***** Material supplied *****

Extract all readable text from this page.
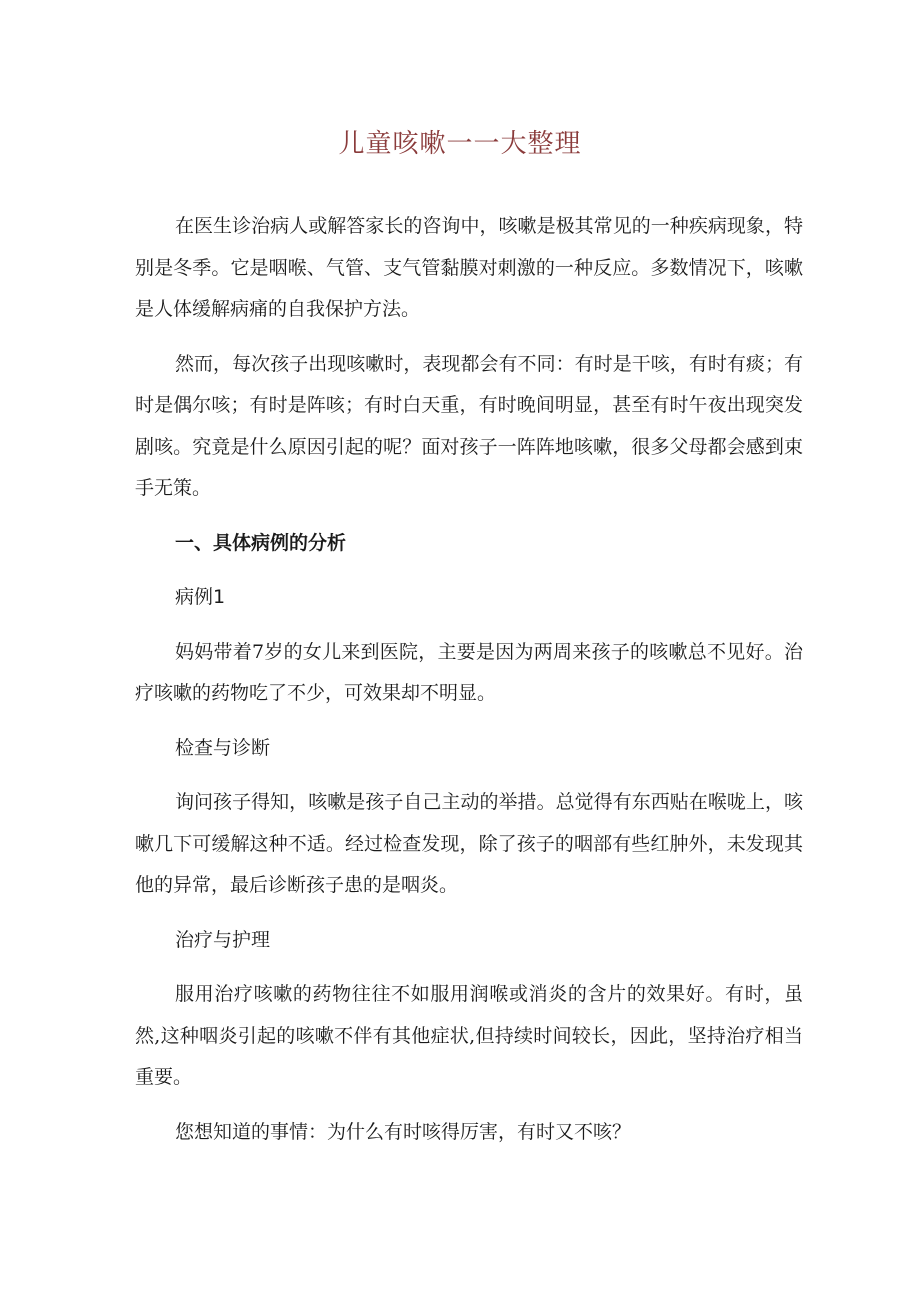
儿童咳嗽一一大整理

在医生诊治病人或解答家长的咨询中，咳嗽是极其常见的一种疾病现象，特别是冬季。它是咽喉、气管、支气管黏膜对刺激的一种反应。多数情况下，咳嗽是人体缓解病痛的自我保护方法。

然而，每次孩子出现咳嗽时，表现都会有不同：有时是干咳，有时有痰；有时是偶尔咳；有时是阵咳；有时白天重，有时晚间明显，甚至有时午夜出现突发剧咳。究竟是什么原因引起的呢？面对孩子一阵阵地咳嗽，很多父母都会感到束手无策。

一、具体病例的分析

病例1

妈妈带着7岁的女儿来到医院，主要是因为两周来孩子的咳嗽总不见好。治疗咳嗽的药物吃了不少，可效果却不明显。

检查与诊断

询问孩子得知，咳嗽是孩子自己主动的举措。总觉得有东西贴在喉咙上，咳嗽几下可缓解这种不适。经过检查发现，除了孩子的咽部有些红肿外，未发现其他的异常，最后诊断孩子患的是咽炎。

治疗与护理

服用治疗咳嗽的药物往往不如服用润喉或消炎的含片的效果好。有时，虽然,这种咽炎引起的咳嗽不伴有其他症状,但持续时间较长，因此，坚持治疗相当重要。

您想知道的事情：为什么有时咳得厉害，有时又不咳？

*****

To be done:
Set every line down exactly as written, leaving each picture out.

Complete output:
Extract all readable text from this page.
儿童咳嗽一一大整理

在医生诊治病人或解答家长的咨询中，咳嗽是极其常见的一种疾病现象，特别是冬季。它是咽喉、气管、支气管黏膜对刺激的一种反应。多数情况下，咳嗽是人体缓解病痛的自我保护方法。

然而，每次孩子出现咳嗽时，表现都会有不同：有时是干咳，有时有痰；有时是偶尔咳；有时是阵咳；有时白天重，有时晚间明显，甚至有时午夜出现突发剧咳。究竟是什么原因引起的呢？面对孩子一阵阵地咳嗽，很多父母都会感到束手无策。

一、具体病例的分析

病例1

妈妈带着7岁的女儿来到医院，主要是因为两周来孩子的咳嗽总不见好。治疗咳嗽的药物吃了不少，可效果却不明显。

检查与诊断

询问孩子得知，咳嗽是孩子自己主动的举措。总觉得有东西贴在喉咙上，咳嗽几下可缓解这种不适。经过检查发现，除了孩子的咽部有些红肿外，未发现其他的异常，最后诊断孩子患的是咽炎。

治疗与护理

服用治疗咳嗽的药物往往不如服用润喉或消炎的含片的效果好。有时，虽然,这种咽炎引起的咳嗽不伴有其他症状,但持续时间较长，因此，坚持治疗相当重要。

您想知道的事情：为什么有时咳得厉害，有时又不咳？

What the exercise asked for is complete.